** THE REQUEST **
Among the entries below, count the lines that contain the word "Years". Write down only the total.

** SOURCE DATA **
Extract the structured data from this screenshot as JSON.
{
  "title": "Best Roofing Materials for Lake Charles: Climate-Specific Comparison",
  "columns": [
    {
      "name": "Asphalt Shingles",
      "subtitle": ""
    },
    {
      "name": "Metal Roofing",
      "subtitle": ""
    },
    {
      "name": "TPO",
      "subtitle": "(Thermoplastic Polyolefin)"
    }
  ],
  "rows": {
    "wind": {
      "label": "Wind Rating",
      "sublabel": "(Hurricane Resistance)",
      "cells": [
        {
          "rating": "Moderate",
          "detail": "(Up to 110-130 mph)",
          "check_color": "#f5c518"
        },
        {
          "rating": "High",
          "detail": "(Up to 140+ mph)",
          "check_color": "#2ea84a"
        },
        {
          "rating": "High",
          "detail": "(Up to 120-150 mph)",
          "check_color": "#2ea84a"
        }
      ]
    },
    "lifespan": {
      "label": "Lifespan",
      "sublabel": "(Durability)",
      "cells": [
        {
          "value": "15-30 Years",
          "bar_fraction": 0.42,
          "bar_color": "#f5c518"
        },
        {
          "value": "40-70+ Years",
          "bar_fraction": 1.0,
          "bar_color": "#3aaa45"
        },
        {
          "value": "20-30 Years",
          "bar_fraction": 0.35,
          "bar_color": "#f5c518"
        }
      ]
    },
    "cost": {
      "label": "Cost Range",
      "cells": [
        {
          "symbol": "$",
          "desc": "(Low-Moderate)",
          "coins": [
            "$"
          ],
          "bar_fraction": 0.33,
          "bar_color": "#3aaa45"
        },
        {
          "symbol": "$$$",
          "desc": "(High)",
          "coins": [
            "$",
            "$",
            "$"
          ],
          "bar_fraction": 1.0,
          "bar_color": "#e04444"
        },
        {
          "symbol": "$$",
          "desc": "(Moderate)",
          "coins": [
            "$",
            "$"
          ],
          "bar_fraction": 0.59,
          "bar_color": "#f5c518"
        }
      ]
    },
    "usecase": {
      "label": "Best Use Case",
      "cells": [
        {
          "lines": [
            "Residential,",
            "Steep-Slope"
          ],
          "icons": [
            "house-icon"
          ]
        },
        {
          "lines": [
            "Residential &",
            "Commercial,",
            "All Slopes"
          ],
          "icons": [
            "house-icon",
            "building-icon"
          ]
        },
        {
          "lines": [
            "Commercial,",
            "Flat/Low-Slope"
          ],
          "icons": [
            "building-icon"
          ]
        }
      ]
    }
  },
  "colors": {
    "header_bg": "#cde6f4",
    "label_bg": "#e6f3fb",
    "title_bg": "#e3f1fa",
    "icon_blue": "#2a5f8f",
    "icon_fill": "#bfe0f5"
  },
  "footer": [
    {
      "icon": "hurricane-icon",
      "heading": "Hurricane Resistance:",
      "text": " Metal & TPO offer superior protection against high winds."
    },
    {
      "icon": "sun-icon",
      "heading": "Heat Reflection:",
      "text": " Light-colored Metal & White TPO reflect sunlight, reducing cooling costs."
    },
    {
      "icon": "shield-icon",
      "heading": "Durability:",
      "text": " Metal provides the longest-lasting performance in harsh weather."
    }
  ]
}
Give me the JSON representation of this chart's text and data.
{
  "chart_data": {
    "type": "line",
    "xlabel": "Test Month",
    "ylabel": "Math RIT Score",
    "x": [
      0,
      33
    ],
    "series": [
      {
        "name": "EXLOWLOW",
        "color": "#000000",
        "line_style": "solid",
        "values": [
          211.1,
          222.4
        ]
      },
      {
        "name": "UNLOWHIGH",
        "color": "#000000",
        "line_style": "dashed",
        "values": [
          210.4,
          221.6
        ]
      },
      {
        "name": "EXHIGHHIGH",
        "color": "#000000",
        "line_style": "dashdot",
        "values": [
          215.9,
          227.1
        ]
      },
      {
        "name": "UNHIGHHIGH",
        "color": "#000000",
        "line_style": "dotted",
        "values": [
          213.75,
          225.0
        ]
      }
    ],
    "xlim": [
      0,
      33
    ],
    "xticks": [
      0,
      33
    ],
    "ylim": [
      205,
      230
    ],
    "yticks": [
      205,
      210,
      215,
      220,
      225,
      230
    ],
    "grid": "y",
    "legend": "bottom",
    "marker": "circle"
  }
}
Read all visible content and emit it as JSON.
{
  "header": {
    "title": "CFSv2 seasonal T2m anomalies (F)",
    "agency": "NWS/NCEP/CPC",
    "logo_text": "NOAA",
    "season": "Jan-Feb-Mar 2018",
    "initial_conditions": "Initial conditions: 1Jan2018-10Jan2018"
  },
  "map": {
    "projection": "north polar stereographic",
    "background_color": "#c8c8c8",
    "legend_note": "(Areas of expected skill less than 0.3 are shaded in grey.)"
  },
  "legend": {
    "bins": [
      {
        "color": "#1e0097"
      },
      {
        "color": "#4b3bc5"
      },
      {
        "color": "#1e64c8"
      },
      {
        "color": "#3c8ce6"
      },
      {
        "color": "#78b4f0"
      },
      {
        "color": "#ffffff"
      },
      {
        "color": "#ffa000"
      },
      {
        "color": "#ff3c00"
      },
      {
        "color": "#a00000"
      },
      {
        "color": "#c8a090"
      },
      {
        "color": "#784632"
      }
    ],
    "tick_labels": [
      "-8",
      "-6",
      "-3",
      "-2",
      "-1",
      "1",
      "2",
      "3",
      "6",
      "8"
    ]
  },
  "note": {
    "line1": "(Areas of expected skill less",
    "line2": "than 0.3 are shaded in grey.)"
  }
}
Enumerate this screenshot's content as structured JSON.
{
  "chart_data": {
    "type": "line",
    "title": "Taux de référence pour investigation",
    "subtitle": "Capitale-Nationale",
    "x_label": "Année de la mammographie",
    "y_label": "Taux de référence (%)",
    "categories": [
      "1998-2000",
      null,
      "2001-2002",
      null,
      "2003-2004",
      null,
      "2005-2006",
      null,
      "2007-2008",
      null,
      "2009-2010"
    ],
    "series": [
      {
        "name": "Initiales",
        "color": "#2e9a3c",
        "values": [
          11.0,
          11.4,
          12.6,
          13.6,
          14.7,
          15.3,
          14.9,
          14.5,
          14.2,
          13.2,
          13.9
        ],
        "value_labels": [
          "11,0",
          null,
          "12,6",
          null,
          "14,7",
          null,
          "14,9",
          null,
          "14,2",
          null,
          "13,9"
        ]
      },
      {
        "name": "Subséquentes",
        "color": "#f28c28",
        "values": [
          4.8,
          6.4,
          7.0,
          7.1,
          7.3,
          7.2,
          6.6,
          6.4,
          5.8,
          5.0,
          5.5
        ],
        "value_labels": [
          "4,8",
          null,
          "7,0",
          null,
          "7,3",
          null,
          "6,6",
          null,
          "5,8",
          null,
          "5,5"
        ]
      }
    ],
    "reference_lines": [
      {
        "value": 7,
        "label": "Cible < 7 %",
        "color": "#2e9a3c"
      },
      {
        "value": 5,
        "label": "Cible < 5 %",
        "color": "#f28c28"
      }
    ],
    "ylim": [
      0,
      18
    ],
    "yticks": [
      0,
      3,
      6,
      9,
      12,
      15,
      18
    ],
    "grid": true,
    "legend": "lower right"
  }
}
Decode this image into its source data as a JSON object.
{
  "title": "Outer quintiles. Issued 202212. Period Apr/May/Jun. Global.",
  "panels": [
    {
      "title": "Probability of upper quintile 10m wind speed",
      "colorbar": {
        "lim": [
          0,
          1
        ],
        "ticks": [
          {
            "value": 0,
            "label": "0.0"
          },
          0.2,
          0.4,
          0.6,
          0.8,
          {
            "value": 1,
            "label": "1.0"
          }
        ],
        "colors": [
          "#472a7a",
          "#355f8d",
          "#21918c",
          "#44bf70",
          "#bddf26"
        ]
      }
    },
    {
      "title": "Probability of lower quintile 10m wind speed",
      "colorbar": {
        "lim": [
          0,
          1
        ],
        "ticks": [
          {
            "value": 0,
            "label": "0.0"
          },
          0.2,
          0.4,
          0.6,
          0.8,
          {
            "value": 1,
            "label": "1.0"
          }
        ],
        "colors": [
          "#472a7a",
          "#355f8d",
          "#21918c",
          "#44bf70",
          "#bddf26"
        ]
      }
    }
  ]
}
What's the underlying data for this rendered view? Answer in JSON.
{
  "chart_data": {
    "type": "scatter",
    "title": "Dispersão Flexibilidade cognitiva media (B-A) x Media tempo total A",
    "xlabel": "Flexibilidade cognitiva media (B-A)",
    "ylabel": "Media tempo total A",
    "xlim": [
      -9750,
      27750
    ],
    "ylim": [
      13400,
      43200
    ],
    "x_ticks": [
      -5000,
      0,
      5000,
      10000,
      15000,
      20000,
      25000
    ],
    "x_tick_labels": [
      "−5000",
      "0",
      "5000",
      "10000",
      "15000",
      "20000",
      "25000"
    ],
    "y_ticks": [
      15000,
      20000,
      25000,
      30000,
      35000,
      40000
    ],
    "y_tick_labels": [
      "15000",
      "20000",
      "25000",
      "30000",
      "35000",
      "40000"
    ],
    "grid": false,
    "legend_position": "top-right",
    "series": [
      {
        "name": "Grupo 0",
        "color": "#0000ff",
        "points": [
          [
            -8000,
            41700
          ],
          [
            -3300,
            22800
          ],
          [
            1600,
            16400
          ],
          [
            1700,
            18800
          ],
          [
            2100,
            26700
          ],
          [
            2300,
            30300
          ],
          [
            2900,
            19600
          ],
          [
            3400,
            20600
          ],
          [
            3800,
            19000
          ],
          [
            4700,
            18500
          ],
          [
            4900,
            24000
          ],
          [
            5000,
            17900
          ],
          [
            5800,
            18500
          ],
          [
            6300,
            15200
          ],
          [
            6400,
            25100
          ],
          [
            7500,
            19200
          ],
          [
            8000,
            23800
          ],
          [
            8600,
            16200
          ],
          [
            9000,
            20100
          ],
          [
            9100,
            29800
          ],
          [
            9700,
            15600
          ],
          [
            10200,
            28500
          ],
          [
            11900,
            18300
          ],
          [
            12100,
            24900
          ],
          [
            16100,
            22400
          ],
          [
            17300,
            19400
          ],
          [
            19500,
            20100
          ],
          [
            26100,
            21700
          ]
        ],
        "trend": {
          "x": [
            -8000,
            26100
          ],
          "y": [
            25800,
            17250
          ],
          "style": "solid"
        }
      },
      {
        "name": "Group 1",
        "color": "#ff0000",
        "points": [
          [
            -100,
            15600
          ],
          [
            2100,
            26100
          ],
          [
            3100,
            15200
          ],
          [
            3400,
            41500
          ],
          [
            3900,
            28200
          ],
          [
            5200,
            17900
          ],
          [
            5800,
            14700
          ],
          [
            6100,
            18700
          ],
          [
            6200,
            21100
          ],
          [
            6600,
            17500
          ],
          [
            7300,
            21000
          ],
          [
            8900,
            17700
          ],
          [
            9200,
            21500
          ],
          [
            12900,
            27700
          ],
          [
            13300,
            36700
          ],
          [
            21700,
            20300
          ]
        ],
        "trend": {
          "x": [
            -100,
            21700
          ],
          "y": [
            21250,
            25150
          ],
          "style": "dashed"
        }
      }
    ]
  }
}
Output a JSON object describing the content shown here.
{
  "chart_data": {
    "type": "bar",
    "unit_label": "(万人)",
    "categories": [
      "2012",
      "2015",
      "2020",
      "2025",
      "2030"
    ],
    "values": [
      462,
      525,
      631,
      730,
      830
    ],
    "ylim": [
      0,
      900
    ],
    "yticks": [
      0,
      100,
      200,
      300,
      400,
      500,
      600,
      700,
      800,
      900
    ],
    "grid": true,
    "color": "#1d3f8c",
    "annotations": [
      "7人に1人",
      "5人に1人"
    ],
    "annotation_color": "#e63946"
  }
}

** COMPLETE ANSWER **
3